--- Start Data ---
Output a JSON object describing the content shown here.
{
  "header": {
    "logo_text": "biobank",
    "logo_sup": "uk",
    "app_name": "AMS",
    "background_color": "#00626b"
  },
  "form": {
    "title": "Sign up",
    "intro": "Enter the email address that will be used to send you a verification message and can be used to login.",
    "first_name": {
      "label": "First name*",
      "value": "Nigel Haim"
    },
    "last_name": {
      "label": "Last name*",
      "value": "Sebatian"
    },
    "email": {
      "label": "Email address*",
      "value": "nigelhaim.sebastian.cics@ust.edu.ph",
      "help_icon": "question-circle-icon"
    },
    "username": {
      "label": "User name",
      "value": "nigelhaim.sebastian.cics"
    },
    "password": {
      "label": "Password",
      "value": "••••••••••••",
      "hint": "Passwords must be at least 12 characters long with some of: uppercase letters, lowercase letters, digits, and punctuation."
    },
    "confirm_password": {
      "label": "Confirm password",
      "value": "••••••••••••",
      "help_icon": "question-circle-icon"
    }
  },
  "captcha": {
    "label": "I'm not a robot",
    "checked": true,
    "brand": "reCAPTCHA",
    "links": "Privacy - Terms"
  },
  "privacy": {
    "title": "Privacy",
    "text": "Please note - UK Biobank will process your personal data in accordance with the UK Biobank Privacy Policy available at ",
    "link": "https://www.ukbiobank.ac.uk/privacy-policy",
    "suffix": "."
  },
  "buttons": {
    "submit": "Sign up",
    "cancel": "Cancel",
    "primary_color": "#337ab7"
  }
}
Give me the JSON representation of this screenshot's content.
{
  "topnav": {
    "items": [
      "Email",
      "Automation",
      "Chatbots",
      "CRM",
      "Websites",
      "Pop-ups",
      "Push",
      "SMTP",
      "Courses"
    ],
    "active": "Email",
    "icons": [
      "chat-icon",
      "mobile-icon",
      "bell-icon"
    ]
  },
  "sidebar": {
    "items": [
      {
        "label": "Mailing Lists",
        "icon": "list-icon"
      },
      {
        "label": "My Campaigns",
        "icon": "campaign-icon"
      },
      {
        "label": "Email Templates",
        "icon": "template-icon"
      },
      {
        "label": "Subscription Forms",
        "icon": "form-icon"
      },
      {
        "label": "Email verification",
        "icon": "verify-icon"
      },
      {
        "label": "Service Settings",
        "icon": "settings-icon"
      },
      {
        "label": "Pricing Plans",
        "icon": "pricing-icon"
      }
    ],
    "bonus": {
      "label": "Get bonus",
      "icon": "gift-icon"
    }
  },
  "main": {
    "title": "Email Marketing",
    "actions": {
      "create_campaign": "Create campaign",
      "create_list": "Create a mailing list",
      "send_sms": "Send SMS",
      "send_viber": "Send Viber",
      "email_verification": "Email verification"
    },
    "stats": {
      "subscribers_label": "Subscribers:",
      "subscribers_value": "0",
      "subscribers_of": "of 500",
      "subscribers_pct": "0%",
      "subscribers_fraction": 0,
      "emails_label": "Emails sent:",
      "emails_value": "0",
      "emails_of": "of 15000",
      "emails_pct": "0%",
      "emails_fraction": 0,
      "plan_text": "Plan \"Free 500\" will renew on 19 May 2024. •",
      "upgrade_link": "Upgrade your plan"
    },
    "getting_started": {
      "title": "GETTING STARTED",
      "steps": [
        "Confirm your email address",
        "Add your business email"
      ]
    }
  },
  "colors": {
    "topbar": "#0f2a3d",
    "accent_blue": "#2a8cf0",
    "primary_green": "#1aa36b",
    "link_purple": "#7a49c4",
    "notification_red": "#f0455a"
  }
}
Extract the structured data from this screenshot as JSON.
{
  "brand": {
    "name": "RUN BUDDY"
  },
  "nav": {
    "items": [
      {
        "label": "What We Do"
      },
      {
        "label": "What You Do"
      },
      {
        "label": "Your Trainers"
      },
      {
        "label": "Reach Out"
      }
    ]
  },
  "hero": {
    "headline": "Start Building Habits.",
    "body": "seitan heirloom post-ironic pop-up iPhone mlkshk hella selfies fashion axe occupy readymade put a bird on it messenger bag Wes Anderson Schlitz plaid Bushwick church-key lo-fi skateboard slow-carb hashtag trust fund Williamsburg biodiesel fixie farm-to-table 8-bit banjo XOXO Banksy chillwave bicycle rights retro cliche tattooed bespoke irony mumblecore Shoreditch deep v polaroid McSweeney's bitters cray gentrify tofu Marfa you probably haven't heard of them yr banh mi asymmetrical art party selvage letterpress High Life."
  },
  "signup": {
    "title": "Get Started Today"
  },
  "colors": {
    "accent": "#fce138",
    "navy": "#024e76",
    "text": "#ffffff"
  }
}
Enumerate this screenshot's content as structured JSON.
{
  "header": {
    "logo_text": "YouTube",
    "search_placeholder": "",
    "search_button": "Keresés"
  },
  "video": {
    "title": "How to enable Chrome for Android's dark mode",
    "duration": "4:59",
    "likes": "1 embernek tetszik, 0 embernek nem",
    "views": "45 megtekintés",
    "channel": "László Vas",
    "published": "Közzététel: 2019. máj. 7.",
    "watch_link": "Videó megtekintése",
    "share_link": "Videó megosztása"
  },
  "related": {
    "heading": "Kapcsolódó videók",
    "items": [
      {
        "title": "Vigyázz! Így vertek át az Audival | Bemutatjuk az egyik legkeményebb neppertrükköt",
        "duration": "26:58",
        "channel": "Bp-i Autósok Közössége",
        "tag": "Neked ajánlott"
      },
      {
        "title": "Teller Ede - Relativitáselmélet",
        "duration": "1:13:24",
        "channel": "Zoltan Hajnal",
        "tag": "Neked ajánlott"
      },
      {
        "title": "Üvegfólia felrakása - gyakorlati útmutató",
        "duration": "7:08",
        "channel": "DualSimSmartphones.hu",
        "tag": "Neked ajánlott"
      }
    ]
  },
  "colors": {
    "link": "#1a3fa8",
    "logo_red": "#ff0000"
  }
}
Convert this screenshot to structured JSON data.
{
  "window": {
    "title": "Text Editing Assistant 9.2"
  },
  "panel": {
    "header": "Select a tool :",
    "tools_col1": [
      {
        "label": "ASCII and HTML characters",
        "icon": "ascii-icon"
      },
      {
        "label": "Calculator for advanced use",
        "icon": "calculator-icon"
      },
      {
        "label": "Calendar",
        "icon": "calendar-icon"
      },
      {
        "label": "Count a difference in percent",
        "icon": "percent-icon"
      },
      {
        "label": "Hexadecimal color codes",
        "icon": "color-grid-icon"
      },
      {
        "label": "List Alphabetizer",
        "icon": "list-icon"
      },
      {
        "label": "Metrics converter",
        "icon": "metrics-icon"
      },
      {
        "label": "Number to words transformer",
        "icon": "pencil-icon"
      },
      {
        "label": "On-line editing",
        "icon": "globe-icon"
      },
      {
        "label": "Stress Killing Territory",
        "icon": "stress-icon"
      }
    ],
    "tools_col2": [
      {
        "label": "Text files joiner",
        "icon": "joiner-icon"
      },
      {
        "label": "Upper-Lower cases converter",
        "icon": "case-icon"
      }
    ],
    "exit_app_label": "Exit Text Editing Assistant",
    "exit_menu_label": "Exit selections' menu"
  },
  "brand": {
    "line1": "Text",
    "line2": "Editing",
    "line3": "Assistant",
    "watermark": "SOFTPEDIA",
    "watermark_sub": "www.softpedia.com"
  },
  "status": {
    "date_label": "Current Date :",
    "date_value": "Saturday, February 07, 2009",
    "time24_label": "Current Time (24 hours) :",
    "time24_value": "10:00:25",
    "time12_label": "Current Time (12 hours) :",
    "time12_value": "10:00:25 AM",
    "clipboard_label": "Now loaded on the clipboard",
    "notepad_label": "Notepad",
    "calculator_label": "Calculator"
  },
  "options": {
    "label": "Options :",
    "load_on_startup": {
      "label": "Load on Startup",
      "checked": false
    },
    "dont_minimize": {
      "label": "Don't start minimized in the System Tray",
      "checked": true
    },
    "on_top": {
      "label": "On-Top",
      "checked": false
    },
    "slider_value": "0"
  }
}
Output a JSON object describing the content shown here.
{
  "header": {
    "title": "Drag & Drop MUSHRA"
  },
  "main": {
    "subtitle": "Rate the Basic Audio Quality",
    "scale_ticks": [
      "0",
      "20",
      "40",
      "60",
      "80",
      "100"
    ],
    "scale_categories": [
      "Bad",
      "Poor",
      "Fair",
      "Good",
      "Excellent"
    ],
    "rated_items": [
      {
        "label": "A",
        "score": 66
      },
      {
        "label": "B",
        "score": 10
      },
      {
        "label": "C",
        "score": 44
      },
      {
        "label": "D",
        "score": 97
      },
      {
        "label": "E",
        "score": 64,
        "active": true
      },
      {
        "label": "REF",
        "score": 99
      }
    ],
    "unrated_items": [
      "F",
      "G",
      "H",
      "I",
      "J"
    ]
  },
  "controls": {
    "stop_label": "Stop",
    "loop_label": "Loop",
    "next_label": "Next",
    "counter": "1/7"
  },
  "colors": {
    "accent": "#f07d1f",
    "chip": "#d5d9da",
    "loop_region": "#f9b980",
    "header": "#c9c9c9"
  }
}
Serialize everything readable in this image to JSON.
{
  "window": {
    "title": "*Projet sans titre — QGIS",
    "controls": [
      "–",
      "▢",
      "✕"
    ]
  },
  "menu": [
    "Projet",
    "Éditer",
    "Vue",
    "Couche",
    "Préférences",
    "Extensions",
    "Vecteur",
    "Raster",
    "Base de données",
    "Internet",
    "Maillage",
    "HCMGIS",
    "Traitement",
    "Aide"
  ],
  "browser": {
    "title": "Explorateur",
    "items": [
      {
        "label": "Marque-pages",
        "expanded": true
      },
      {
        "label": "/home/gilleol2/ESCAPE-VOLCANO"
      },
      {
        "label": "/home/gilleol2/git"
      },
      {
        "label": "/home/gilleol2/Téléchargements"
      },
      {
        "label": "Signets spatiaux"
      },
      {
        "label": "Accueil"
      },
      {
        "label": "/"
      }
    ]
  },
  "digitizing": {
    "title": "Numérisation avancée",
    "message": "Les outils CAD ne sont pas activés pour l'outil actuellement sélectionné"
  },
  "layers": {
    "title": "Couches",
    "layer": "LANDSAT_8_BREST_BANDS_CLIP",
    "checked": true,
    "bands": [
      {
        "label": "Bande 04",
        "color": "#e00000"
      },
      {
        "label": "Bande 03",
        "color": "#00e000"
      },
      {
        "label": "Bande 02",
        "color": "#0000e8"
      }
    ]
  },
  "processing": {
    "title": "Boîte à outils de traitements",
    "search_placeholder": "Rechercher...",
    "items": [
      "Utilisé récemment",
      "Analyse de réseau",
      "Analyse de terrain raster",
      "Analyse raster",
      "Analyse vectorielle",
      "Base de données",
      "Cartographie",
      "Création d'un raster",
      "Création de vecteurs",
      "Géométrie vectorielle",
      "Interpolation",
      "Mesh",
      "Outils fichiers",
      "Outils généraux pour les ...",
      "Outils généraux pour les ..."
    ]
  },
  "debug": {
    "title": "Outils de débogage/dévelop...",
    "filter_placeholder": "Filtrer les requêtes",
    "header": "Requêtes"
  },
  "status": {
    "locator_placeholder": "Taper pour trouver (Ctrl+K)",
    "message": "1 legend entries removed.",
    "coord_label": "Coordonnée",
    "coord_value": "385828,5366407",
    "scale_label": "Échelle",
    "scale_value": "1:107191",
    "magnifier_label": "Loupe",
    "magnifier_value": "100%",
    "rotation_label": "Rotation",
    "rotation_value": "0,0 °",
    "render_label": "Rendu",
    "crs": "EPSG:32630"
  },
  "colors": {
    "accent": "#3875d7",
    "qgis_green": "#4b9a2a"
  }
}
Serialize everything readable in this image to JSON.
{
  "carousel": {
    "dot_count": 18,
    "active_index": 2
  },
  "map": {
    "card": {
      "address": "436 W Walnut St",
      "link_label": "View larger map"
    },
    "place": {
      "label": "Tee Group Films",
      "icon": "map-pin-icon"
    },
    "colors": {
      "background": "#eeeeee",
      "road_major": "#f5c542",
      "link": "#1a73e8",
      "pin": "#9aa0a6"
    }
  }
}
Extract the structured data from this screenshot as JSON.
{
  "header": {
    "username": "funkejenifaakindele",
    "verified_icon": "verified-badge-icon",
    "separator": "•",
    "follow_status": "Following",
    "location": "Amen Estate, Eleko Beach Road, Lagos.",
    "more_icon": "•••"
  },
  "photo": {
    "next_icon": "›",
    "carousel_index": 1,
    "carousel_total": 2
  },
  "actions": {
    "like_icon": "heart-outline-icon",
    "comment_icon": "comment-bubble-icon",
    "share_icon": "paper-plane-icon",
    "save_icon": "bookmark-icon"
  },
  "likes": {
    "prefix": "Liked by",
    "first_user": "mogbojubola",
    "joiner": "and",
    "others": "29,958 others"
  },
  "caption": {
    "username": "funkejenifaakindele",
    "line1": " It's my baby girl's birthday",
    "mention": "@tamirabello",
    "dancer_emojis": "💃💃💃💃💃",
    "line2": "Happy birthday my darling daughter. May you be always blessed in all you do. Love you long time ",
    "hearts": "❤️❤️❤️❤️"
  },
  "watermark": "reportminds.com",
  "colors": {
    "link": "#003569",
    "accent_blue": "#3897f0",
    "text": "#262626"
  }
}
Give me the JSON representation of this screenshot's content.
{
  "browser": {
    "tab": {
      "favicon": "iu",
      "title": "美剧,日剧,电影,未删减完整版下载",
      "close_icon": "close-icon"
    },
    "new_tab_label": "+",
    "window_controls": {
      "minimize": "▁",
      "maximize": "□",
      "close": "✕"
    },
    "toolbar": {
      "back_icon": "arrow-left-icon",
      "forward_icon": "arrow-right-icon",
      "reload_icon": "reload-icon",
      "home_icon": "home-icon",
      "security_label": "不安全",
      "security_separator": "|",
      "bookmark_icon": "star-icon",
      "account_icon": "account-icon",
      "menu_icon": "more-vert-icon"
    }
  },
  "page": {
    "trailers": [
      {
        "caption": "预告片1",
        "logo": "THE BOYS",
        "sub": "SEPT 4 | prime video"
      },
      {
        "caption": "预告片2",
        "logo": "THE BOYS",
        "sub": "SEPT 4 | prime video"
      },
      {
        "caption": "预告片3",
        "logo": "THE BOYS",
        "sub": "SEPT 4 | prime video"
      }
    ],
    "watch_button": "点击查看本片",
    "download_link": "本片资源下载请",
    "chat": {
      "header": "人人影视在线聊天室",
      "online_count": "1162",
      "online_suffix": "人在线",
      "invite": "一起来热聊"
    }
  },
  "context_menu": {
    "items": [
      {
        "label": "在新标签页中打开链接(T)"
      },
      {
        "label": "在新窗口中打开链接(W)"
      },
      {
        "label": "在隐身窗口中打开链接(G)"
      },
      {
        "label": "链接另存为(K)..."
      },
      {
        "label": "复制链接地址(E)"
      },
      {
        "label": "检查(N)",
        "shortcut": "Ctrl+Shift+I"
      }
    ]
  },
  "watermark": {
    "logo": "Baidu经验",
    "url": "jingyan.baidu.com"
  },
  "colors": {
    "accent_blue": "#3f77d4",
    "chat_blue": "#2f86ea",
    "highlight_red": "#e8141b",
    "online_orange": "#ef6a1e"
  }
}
--- End Data ---
**Exercise aim:** Check every line in the material above for the string "nigelhaim", then give only the number of lines that have it.

**Exercise solution:** 2